• Exercise prompt
Check each line below for the word "into" and give the number of lines that have it, nothing more.

• Material for the task
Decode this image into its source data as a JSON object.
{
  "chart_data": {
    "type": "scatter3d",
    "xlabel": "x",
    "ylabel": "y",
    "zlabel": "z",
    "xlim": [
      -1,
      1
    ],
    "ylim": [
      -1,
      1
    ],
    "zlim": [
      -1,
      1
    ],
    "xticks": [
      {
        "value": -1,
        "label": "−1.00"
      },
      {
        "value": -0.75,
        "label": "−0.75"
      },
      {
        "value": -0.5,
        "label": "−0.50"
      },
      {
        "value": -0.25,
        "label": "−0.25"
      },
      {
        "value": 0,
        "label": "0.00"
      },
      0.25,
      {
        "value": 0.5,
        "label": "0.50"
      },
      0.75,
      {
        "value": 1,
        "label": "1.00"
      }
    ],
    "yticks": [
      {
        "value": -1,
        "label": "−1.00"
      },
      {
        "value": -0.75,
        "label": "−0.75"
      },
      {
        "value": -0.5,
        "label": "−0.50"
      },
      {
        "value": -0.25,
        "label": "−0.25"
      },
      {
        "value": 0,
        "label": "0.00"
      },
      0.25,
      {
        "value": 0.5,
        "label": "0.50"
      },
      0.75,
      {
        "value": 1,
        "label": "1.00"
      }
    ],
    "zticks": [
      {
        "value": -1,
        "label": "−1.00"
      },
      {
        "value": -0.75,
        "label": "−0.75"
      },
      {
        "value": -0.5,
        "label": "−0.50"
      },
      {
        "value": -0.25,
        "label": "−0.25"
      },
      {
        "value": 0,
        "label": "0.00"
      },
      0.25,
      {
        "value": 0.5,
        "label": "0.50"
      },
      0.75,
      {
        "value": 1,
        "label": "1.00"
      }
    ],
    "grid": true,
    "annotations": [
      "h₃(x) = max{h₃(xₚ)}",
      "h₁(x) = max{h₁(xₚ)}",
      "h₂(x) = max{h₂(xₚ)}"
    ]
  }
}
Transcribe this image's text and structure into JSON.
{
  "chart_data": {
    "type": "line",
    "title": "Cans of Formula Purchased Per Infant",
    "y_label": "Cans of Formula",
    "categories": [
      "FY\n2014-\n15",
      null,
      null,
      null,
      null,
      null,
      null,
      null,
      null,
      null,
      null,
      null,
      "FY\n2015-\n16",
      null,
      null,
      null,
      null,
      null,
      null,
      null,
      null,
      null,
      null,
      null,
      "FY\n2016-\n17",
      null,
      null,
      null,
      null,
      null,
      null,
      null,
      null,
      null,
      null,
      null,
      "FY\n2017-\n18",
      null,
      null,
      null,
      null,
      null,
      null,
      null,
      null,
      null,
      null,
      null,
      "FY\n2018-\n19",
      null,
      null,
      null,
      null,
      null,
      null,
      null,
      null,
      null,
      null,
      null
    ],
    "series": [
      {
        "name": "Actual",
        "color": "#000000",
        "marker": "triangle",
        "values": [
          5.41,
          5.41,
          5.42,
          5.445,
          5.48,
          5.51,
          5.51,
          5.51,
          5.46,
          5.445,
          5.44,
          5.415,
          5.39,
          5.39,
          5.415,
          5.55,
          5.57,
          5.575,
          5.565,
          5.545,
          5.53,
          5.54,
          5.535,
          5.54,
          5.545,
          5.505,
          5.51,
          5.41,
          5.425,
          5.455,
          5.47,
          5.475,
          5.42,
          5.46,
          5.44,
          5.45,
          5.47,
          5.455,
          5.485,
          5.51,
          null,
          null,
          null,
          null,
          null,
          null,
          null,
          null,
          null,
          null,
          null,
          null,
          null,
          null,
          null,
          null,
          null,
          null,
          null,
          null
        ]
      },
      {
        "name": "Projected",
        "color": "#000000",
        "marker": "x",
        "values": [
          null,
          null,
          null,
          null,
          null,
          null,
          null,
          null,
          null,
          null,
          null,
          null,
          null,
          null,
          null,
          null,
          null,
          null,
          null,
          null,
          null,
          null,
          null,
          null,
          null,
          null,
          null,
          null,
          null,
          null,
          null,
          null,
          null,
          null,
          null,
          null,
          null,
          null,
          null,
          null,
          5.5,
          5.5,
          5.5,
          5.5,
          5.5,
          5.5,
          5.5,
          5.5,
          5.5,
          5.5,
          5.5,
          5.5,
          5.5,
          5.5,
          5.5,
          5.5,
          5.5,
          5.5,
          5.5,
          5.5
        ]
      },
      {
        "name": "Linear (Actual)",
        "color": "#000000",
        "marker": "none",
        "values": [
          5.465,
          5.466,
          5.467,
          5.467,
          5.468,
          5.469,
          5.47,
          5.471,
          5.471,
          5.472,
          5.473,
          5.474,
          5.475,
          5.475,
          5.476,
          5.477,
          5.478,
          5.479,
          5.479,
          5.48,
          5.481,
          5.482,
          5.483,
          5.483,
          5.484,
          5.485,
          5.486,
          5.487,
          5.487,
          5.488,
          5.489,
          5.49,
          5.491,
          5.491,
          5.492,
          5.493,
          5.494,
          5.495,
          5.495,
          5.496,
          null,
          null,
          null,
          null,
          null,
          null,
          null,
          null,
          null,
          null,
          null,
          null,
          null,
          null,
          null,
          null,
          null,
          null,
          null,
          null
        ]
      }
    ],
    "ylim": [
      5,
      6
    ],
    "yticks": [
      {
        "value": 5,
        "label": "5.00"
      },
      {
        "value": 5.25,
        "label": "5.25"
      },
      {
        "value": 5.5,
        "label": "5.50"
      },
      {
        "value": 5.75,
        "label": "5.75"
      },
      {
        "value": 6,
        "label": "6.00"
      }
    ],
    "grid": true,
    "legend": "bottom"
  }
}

• Task answer
2